## EXERCISE DETAILS
Look through the data below. Show each line where the string "Cost" occurs.

## TASK MATERIAL
------------------------------------------------
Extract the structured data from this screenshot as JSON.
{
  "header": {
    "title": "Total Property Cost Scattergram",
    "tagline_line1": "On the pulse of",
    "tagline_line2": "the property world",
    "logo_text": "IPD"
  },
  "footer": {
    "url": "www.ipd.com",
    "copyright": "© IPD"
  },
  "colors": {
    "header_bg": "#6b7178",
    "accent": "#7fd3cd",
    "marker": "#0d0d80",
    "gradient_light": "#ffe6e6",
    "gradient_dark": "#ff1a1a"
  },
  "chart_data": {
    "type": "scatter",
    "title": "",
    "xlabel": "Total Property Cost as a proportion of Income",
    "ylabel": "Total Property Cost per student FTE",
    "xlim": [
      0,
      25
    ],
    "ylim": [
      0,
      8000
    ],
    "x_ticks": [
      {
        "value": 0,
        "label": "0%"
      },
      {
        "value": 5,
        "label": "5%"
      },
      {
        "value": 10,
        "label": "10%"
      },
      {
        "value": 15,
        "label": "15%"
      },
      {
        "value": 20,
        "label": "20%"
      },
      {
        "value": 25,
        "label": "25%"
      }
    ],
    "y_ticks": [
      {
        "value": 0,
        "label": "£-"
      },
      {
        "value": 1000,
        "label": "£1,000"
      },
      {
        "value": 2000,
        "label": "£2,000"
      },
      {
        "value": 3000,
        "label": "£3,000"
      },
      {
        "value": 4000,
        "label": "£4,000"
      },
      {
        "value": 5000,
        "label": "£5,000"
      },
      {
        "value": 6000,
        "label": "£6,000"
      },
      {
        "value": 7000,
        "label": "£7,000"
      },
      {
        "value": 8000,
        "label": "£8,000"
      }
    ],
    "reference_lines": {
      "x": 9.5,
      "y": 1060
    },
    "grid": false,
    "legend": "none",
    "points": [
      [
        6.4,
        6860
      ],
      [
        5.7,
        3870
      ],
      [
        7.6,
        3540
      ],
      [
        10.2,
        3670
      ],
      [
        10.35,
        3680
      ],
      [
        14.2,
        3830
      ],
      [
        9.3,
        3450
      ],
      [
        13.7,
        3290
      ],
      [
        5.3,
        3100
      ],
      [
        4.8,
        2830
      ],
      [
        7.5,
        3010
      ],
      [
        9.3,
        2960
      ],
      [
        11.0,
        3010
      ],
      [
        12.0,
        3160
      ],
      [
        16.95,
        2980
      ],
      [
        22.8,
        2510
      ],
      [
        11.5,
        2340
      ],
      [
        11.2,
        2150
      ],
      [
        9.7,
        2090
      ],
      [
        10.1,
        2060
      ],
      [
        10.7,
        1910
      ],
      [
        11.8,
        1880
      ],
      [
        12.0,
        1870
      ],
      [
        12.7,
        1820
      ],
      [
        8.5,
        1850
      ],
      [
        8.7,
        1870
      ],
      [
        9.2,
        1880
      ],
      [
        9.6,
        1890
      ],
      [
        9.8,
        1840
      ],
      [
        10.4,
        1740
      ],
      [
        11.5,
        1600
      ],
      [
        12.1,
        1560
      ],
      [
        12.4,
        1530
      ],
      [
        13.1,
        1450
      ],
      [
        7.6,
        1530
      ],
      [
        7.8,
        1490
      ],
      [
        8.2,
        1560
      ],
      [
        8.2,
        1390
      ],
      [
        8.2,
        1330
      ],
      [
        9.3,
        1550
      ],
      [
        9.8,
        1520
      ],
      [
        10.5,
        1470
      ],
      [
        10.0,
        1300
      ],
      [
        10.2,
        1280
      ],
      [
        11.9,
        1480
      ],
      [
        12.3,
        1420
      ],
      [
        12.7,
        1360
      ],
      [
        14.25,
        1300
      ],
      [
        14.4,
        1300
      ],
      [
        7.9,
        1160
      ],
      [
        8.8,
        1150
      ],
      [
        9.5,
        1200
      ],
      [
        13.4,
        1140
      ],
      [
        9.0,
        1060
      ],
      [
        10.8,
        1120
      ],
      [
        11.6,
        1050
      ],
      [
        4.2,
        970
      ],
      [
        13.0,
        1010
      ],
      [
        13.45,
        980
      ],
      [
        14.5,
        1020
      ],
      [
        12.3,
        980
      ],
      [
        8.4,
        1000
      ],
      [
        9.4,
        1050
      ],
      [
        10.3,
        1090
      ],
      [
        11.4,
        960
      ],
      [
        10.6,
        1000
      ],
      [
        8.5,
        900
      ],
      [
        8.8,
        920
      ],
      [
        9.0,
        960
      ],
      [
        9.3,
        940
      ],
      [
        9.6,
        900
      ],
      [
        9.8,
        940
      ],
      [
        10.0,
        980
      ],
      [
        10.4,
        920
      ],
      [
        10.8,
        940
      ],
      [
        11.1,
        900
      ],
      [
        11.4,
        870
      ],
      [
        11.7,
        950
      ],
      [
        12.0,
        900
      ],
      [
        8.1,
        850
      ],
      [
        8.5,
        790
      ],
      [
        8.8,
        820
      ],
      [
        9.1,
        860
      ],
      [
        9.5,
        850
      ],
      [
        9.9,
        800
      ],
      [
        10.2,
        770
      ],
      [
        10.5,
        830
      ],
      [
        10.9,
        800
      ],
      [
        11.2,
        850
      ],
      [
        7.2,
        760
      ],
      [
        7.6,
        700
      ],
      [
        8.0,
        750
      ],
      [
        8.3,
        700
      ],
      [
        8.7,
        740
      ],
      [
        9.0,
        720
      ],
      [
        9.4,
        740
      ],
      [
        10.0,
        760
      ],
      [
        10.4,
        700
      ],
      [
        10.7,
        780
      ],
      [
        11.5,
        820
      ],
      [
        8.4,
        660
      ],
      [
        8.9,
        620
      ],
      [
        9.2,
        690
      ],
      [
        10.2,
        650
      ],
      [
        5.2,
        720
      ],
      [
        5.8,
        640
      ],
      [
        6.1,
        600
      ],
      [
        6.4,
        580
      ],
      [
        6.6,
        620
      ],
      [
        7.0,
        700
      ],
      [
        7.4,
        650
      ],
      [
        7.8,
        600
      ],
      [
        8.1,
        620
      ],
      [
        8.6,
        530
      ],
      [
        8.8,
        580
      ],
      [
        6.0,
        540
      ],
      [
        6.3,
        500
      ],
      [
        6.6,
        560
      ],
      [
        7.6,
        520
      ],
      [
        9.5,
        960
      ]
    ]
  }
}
------------------------------------------------
## RESPONSE
    "title": "Total Property Cost Scattergram",
    "xlabel": "Total Property Cost as a proportion of Income",
    "ylabel": "Total Property Cost per student FTE",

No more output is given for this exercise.